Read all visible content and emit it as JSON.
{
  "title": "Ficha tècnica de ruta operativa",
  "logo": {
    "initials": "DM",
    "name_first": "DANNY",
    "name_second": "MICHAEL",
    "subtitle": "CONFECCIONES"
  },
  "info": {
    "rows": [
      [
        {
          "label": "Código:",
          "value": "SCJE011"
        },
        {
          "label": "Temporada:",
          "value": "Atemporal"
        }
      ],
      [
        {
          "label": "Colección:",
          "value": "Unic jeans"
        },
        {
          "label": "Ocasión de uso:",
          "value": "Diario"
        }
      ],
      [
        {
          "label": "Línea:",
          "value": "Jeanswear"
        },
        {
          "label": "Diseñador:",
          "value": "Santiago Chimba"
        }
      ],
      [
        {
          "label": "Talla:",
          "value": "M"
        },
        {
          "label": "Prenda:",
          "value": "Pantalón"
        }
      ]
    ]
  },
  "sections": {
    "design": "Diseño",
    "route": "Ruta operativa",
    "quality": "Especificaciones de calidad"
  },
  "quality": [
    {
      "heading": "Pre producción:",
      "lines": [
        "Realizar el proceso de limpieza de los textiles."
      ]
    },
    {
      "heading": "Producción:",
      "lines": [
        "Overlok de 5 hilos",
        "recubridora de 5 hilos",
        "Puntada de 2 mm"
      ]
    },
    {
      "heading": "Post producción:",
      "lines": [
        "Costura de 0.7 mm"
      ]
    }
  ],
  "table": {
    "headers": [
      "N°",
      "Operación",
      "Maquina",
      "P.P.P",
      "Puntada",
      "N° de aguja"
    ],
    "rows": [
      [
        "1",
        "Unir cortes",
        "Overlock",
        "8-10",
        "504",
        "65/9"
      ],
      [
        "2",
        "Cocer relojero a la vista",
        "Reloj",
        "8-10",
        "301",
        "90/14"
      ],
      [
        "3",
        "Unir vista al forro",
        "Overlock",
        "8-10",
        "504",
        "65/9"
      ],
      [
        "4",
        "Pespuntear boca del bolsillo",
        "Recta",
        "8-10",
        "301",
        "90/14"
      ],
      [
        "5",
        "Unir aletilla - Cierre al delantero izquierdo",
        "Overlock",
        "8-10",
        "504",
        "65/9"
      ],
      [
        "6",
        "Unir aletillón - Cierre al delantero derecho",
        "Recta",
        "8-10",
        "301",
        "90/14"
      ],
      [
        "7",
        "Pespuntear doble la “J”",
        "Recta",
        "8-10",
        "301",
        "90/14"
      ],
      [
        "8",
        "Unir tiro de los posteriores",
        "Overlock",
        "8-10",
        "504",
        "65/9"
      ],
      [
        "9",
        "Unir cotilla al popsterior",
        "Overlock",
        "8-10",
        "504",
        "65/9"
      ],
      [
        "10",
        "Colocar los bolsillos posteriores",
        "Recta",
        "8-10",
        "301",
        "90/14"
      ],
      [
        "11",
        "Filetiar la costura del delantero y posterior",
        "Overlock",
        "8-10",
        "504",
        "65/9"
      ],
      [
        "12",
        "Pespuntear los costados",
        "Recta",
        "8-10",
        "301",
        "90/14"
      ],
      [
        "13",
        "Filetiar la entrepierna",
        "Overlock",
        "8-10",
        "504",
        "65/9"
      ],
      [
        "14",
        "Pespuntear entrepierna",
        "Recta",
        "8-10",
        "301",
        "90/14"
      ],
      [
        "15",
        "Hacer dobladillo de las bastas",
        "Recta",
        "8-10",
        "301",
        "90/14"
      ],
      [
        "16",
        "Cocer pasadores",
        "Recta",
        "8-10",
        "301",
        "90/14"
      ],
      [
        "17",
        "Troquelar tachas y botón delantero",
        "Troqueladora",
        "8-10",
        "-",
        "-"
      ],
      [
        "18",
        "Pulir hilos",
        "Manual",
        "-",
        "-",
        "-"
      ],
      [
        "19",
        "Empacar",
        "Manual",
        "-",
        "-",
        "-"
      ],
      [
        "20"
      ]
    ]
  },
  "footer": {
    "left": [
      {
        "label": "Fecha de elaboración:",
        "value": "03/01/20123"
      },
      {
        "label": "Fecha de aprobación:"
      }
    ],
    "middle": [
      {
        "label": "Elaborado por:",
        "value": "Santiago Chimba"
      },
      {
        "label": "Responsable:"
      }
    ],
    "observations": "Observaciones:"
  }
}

────

**DIRECTIONS:** Write out every entry above, word for word.

**PROBLEM SOLUTION:**
Read all visible content and emit it as JSON.
{
  "title": "Ficha tècnica de ruta operativa",
  "logo": {
    "initials": "DM",
    "name_first": "DANNY",
    "name_second": "MICHAEL",
    "subtitle": "CONFECCIONES"
  },
  "info": {
    "rows": [
      [
        {
          "label": "Código:",
          "value": "SCJE011"
        },
        {
          "label": "Temporada:",
          "value": "Atemporal"
        }
      ],
      [
        {
          "label": "Colección:",
          "value": "Unic jeans"
        },
        {
          "label": "Ocasión de uso:",
          "value": "Diario"
        }
      ],
      [
        {
          "label": "Línea:",
          "value": "Jeanswear"
        },
        {
          "label": "Diseñador:",
          "value": "Santiago Chimba"
        }
      ],
      [
        {
          "label": "Talla:",
          "value": "M"
        },
        {
          "label": "Prenda:",
          "value": "Pantalón"
        }
      ]
    ]
  },
  "sections": {
    "design": "Diseño",
    "route": "Ruta operativa",
    "quality": "Especificaciones de calidad"
  },
  "quality": [
    {
      "heading": "Pre producción:",
      "lines": [
        "Realizar el proceso de limpieza de los textiles."
      ]
    },
    {
      "heading": "Producción:",
      "lines": [
        "Overlok de 5 hilos",
        "recubridora de 5 hilos",
        "Puntada de 2 mm"
      ]
    },
    {
      "heading": "Post producción:",
      "lines": [
        "Costura de 0.7 mm"
      ]
    }
  ],
  "table": {
    "headers": [
      "N°",
      "Operación",
      "Maquina",
      "P.P.P",
      "Puntada",
      "N° de aguja"
    ],
    "rows": [
      [
        "1",
        "Unir cortes",
        "Overlock",
        "8-10",
        "504",
        "65/9"
      ],
      [
        "2",
        "Cocer relojero a la vista",
        "Reloj",
        "8-10",
        "301",
        "90/14"
      ],
      [
        "3",
        "Unir vista al forro",
        "Overlock",
        "8-10",
        "504",
        "65/9"
      ],
      [
        "4",
        "Pespuntear boca del bolsillo",
        "Recta",
        "8-10",
        "301",
        "90/14"
      ],
      [
        "5",
        "Unir aletilla - Cierre al delantero izquierdo",
        "Overlock",
        "8-10",
        "504",
        "65/9"
      ],
      [
        "6",
        "Unir aletillón - Cierre al delantero derecho",
        "Recta",
        "8-10",
        "301",
        "90/14"
      ],
      [
        "7",
        "Pespuntear doble la “J”",
        "Recta",
        "8-10",
        "301",
        "90/14"
      ],
      [
        "8",
        "Unir tiro de los posteriores",
        "Overlock",
        "8-10",
        "504",
        "65/9"
      ],
      [
        "9",
        "Unir cotilla al popsterior",
        "Overlock",
        "8-10",
        "504",
        "65/9"
      ],
      [
        "10",
        "Colocar los bolsillos posteriores",
        "Recta",
        "8-10",
        "301",
        "90/14"
      ],
      [
        "11",
        "Filetiar la costura del delantero y posterior",
        "Overlock",
        "8-10",
        "504",
        "65/9"
      ],
      [
        "12",
        "Pespuntear los costados",
        "Recta",
        "8-10",
        "301",
        "90/14"
      ],
      [
        "13",
        "Filetiar la entrepierna",
        "Overlock",
        "8-10",
        "504",
        "65/9"
      ],
      [
        "14",
        "Pespuntear entrepierna",
        "Recta",
        "8-10",
        "301",
        "90/14"
      ],
      [
        "15",
        "Hacer dobladillo de las bastas",
        "Recta",
        "8-10",
        "301",
        "90/14"
      ],
      [
        "16",
        "Cocer pasadores",
        "Recta",
        "8-10",
        "301",
        "90/14"
      ],
      [
        "17",
        "Troquelar tachas y botón delantero",
        "Troqueladora",
        "8-10",
        "-",
        "-"
      ],
      [
        "18",
        "Pulir hilos",
        "Manual",
        "-",
        "-",
        "-"
      ],
      [
        "19",
        "Empacar",
        "Manual",
        "-",
        "-",
        "-"
      ],
      [
        "20"
      ]
    ]
  },
  "footer": {
    "left": [
      {
        "label": "Fecha de elaboración:",
        "value": "03/01/20123"
      },
      {
        "label": "Fecha de aprobación:"
      }
    ],
    "middle": [
      {
        "label": "Elaborado por:",
        "value": "Santiago Chimba"
      },
      {
        "label": "Responsable:"
      }
    ],
    "observations": "Observaciones:"
  }
}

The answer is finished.